───── INPUT RECORDS ─────
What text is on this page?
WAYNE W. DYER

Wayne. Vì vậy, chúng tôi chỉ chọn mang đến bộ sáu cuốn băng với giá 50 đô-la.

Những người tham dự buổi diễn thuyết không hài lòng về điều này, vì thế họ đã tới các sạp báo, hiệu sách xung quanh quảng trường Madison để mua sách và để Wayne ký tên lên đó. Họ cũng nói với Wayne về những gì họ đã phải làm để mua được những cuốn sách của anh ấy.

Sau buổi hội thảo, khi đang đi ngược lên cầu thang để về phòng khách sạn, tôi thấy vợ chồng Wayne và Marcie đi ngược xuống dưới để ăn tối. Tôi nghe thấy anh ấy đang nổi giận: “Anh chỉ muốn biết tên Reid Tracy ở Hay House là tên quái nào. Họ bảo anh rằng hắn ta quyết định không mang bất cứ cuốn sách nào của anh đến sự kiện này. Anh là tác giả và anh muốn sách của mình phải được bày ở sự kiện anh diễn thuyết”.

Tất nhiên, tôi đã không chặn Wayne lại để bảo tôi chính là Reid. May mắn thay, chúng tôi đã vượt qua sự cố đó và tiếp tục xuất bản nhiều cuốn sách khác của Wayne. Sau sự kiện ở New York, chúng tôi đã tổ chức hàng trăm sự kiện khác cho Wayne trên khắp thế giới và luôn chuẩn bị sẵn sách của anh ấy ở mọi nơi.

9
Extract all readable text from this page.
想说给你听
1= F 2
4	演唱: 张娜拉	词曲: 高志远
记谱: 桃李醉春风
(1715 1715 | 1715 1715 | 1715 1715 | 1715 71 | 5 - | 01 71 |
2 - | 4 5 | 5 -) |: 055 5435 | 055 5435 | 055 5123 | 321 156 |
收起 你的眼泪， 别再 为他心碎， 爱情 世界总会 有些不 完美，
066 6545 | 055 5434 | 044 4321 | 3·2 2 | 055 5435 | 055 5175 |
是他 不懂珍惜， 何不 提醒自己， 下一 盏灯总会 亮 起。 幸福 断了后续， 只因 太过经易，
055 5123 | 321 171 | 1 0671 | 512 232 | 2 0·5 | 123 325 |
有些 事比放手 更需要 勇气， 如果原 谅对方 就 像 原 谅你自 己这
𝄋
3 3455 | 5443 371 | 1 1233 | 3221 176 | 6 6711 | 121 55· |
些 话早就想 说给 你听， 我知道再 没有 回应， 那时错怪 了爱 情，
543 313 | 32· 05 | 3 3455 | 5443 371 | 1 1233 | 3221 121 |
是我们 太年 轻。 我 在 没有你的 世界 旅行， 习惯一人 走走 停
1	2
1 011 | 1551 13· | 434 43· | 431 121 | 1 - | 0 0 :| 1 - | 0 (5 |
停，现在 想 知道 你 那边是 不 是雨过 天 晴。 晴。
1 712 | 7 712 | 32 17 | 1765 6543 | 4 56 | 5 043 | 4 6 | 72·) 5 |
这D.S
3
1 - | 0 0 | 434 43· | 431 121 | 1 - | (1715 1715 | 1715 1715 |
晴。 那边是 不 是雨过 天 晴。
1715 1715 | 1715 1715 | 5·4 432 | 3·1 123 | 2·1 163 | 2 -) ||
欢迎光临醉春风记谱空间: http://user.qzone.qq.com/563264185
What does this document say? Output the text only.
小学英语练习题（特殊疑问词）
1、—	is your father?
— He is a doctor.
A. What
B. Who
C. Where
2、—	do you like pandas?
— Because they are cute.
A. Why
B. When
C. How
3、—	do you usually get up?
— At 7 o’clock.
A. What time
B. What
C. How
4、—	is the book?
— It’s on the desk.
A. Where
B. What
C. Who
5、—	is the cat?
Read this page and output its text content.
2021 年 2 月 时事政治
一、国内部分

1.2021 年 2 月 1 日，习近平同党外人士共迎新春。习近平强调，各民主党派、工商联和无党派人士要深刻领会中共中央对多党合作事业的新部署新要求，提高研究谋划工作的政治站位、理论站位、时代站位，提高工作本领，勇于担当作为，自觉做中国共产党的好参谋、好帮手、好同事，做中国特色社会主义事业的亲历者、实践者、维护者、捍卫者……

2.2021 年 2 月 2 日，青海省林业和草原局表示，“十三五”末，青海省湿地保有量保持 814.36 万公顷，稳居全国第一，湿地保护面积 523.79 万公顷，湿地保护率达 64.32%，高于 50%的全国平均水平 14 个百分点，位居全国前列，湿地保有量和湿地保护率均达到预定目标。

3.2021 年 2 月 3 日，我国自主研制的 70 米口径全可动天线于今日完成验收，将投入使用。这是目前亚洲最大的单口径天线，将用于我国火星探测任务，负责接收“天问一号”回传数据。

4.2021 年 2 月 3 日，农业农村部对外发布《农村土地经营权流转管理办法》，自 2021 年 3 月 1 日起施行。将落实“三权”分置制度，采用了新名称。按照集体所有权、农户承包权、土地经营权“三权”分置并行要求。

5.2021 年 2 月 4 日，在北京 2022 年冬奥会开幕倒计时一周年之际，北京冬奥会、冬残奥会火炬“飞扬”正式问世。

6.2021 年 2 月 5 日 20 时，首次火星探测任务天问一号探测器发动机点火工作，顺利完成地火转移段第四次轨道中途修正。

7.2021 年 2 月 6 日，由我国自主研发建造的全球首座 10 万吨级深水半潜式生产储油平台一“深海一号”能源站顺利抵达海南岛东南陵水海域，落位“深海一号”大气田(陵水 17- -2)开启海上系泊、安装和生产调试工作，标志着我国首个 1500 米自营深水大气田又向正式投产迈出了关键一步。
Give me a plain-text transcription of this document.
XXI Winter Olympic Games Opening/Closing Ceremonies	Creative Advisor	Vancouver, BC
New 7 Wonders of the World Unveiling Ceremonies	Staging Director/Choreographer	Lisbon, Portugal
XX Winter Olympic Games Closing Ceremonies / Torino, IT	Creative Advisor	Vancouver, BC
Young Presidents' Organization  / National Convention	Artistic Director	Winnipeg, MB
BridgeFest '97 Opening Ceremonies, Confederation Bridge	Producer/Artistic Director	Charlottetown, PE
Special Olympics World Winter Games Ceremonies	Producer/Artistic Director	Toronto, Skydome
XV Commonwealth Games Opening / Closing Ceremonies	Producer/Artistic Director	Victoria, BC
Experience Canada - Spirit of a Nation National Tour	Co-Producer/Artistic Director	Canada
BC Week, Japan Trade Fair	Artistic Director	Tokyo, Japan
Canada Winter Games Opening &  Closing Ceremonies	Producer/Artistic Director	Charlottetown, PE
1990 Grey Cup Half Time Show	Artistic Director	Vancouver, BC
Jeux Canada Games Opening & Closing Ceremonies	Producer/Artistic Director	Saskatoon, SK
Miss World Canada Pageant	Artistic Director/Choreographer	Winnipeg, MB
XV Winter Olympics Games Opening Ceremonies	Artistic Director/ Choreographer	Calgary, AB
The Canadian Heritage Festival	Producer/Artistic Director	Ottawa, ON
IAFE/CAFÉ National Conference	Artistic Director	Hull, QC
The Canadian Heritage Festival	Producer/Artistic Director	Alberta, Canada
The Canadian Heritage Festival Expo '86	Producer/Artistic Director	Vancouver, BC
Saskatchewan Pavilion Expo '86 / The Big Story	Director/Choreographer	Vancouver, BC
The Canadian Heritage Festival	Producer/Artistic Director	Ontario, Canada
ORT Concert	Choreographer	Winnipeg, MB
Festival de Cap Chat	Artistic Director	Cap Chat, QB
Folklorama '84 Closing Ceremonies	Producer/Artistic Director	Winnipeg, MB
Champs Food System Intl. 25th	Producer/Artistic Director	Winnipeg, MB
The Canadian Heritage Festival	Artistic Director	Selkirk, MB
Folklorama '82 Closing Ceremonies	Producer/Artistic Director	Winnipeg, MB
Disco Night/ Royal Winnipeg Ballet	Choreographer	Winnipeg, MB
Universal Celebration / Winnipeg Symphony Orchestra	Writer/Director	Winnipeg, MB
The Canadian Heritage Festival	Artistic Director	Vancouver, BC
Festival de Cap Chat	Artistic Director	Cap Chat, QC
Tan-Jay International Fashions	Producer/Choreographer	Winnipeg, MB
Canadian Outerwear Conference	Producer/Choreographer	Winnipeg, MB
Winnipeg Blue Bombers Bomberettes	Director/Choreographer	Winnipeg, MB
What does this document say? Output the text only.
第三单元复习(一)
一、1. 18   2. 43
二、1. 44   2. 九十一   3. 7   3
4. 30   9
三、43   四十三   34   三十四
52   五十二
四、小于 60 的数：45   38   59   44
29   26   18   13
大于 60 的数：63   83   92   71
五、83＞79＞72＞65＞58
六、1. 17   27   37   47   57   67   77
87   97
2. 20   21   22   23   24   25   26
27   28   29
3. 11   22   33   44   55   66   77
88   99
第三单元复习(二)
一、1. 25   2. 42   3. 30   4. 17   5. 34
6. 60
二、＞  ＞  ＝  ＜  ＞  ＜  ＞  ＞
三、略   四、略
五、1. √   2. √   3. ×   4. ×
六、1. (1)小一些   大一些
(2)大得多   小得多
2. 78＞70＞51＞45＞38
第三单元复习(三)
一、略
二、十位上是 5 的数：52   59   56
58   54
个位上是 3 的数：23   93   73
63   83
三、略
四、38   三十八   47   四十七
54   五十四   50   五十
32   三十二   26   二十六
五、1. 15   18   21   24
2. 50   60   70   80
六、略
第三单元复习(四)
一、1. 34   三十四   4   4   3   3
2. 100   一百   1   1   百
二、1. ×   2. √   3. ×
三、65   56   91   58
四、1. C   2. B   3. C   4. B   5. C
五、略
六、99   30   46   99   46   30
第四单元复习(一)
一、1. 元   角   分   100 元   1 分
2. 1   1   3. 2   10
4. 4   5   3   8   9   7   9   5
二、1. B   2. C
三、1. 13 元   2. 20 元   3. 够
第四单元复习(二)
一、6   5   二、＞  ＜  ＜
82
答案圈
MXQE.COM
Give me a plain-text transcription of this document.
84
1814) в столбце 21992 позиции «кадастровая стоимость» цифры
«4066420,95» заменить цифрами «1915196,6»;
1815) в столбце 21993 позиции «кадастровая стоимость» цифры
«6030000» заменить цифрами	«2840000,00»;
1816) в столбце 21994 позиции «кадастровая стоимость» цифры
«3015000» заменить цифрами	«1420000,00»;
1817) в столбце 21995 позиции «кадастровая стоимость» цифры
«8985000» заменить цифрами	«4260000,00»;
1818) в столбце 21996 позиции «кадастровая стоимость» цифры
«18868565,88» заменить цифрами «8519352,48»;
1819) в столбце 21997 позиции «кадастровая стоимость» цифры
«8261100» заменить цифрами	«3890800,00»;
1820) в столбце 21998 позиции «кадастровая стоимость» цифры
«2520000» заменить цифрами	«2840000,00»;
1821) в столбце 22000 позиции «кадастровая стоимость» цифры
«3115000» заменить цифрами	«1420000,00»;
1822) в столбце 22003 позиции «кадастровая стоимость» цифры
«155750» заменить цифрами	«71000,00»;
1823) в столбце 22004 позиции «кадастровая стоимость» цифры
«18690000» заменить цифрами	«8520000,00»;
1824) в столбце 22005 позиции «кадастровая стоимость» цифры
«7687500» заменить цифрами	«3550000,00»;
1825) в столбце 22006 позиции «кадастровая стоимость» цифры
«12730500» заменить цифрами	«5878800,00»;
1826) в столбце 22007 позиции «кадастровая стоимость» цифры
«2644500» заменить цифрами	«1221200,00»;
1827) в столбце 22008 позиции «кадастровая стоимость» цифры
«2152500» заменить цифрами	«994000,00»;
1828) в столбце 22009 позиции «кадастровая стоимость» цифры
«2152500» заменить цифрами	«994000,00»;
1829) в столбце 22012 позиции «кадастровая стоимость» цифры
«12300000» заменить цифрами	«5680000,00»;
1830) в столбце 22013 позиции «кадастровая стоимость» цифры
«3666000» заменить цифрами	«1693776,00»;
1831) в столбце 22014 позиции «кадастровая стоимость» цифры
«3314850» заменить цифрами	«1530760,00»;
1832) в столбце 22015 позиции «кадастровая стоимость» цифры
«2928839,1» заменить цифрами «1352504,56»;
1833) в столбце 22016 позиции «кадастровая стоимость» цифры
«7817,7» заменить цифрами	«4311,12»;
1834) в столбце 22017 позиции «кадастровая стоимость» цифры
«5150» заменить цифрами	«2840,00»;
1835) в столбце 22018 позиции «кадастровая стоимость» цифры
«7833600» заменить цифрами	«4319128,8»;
─────
Only lines with "Winter" are wanted here; list each of them.

RESULT OF THE EXERCISE
XXI Winter Olympic Games Opening/Closing Ceremonies	Creative Advisor	Vancouver, BC
XX Winter Olympic Games Closing Ceremonies / Torino, IT	Creative Advisor	Vancouver, BC
Special Olympics World Winter Games Ceremonies	Producer/Artistic Director	Toronto, Skydome
Canada Winter Games Opening &  Closing Ceremonies	Producer/Artistic Director	Charlottetown, PE
XV Winter Olympics Games Opening Ceremonies	Artistic Director/ Choreographer	Calgary, AB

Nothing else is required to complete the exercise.